==== Task input ====

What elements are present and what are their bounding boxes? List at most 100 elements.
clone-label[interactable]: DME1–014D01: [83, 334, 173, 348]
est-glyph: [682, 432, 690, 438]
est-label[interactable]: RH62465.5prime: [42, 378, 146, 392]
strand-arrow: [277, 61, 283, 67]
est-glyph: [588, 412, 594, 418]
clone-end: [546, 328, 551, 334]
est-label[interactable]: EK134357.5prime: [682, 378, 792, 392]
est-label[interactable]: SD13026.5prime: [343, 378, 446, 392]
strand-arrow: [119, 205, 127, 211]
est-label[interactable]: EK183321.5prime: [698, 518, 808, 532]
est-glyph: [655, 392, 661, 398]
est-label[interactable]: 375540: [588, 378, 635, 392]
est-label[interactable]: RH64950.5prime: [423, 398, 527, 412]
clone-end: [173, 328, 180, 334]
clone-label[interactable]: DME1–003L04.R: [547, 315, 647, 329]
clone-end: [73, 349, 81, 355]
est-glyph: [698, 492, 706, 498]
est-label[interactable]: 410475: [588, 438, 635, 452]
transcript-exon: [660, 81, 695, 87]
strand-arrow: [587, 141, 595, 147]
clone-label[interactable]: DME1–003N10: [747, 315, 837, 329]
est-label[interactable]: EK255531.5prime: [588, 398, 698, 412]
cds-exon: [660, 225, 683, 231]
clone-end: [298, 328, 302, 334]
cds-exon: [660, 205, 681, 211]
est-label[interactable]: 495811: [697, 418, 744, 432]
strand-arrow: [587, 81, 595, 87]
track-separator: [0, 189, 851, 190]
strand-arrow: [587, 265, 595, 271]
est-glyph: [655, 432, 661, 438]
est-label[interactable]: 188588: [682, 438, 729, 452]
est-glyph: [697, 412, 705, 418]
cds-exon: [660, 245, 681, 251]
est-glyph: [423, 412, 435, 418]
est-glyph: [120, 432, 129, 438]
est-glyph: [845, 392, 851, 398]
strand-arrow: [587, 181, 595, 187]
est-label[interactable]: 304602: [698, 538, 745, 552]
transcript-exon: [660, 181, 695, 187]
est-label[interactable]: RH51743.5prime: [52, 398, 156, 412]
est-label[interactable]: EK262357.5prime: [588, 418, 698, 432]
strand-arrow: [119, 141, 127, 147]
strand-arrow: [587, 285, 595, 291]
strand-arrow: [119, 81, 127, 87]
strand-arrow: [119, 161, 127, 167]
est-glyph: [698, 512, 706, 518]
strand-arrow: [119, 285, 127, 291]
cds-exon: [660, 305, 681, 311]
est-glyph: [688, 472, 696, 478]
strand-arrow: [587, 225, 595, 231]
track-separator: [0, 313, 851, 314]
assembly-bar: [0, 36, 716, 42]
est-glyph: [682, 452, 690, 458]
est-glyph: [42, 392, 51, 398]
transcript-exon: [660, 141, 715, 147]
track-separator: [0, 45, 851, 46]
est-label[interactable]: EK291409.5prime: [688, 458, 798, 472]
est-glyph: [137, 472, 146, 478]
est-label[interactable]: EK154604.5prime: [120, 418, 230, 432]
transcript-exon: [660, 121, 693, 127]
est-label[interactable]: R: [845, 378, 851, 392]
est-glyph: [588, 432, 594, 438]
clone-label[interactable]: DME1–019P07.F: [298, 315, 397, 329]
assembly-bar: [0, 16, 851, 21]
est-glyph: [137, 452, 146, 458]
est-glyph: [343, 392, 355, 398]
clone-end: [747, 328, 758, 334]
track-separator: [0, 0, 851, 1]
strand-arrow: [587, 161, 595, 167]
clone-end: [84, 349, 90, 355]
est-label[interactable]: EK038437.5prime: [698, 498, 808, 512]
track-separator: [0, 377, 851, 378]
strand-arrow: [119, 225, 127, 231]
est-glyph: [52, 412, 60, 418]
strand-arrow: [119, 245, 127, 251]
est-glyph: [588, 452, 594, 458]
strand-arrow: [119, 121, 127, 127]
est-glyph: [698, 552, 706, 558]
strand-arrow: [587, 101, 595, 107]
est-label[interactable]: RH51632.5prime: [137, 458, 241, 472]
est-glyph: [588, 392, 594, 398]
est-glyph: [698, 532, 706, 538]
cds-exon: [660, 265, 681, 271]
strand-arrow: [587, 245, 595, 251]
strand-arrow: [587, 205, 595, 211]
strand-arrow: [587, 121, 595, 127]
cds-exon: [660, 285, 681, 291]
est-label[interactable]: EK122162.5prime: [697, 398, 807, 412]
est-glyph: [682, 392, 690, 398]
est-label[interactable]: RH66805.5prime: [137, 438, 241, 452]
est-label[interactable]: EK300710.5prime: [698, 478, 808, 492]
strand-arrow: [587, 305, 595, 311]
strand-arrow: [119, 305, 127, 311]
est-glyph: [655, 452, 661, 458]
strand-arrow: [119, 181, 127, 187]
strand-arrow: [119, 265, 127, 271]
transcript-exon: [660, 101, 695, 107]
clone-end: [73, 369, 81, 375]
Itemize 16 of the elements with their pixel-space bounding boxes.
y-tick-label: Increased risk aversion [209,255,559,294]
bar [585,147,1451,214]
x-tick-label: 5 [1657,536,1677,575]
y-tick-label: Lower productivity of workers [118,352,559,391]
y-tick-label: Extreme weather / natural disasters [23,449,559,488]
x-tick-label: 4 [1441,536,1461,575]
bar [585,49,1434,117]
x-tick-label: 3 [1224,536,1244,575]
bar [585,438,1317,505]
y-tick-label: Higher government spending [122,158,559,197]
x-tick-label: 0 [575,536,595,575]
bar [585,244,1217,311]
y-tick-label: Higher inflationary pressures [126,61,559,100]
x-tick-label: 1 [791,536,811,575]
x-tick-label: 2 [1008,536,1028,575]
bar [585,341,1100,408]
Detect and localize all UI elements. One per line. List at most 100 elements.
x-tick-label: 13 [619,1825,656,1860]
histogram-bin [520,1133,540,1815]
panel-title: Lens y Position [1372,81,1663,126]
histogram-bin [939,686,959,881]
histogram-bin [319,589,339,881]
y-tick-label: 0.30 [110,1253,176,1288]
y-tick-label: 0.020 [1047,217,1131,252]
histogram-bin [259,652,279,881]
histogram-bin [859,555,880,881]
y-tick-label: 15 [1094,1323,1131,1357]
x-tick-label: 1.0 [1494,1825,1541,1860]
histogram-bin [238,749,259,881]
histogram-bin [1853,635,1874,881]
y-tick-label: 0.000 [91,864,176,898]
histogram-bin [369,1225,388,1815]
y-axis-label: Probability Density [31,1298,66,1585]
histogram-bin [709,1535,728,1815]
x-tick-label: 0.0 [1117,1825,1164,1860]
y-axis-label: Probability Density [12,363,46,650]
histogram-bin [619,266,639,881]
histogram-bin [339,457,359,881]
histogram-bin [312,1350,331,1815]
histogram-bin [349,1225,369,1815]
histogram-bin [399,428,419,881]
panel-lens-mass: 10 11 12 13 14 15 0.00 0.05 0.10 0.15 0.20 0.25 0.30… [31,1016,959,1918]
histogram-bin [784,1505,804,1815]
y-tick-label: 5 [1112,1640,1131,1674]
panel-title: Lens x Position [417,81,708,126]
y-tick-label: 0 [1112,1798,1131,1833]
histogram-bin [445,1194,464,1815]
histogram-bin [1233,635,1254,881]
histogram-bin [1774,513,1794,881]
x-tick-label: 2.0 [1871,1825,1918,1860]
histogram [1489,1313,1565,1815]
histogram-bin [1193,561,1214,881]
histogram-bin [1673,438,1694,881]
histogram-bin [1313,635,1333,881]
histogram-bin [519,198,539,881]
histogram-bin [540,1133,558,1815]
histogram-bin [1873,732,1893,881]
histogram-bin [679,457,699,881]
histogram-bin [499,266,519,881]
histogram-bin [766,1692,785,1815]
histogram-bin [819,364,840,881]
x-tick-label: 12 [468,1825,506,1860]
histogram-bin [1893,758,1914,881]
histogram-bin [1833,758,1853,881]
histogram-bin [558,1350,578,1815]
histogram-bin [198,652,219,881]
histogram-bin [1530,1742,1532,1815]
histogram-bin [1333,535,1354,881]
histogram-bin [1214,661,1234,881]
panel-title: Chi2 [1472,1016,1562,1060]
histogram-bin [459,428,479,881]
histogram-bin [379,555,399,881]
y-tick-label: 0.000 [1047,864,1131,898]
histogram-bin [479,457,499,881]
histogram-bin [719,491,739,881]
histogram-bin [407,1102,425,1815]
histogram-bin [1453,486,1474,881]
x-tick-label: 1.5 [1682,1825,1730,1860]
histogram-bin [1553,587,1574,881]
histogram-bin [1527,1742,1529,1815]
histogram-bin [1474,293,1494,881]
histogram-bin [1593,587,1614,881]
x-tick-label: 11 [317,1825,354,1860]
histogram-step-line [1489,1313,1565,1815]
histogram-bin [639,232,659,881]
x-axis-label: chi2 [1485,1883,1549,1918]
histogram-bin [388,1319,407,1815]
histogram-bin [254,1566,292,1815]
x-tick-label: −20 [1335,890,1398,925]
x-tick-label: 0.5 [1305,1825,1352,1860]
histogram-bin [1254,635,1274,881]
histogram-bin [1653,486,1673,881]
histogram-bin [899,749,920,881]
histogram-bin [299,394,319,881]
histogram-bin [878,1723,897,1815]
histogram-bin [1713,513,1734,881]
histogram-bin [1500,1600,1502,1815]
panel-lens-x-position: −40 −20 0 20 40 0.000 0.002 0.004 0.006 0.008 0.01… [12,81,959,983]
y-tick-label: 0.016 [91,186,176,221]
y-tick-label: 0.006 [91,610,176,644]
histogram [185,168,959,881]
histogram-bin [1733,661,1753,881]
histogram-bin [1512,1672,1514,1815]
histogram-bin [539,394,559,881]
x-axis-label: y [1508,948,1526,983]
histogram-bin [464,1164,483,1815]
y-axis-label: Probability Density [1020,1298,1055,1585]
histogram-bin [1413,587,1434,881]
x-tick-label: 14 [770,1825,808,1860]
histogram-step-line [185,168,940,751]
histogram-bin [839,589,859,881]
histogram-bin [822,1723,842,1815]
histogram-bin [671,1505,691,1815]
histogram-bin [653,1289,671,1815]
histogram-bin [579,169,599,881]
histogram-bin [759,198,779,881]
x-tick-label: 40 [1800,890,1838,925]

====

• _Exercise aim_
Return the lines of the listing verbatim, starting at its first line and ending at the line that contains "strand-arrow: [119, 205, 127, 211]", with both of those lines included.

• _Reply to the task_
What elements are present and what are their bounding boxes? List at most 100 elements.
clone-label[interactable]: DME1–014D01: [83, 334, 173, 348]
est-glyph: [682, 432, 690, 438]
est-label[interactable]: RH62465.5prime: [42, 378, 146, 392]
strand-arrow: [277, 61, 283, 67]
est-glyph: [588, 412, 594, 418]
clone-end: [546, 328, 551, 334]
est-label[interactable]: EK134357.5prime: [682, 378, 792, 392]
est-label[interactable]: SD13026.5prime: [343, 378, 446, 392]
strand-arrow: [119, 205, 127, 211]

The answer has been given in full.